Puoi mettere le righe di tutte le voci qui sotto in un elenco numerato, tralasciando le righe vuote?
------
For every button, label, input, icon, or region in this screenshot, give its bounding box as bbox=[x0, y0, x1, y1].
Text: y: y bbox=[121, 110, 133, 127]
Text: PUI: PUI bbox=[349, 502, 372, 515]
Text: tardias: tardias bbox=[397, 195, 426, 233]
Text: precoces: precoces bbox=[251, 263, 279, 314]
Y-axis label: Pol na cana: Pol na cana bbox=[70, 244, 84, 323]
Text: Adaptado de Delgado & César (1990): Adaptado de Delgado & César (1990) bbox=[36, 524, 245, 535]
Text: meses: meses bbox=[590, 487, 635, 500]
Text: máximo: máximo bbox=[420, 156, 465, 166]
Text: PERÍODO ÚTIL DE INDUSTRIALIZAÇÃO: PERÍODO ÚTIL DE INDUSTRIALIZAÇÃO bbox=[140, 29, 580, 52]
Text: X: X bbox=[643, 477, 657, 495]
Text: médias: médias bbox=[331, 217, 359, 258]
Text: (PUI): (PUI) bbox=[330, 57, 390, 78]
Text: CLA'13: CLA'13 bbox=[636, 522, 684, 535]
------
RISPOSTA ATTESA -
1. For every button, label, input, icon, or region in this screenshot, give its bounding box as bbox=[x0, y0, x1, y1].
2. Text: y: y bbox=[121, 110, 133, 127]
3. Text: PUI: PUI bbox=[349, 502, 372, 515]
4. Text: tardias: tardias bbox=[397, 195, 426, 233]
5. Text: precoces: precoces bbox=[251, 263, 279, 314]
6. Y-axis label: Pol na cana: Pol na cana bbox=[70, 244, 84, 323]
7. Text: Adaptado de Delgado & César (1990): Adaptado de Delgado & César (1990) bbox=[36, 524, 245, 535]
8. Text: meses: meses bbox=[590, 487, 635, 500]
9. Text: máximo: máximo bbox=[420, 156, 465, 166]
10. Text: PERÍODO ÚTIL DE INDUSTRIALIZAÇÃO: PERÍODO ÚTIL DE INDUSTRIALIZAÇÃO bbox=[140, 29, 580, 52]
11. Text: X: X bbox=[643, 477, 657, 495]
12. Text: médias: médias bbox=[331, 217, 359, 258]
13. Text: (PUI): (PUI) bbox=[330, 57, 390, 78]
14. Text: CLA'13: CLA'13 bbox=[636, 522, 684, 535]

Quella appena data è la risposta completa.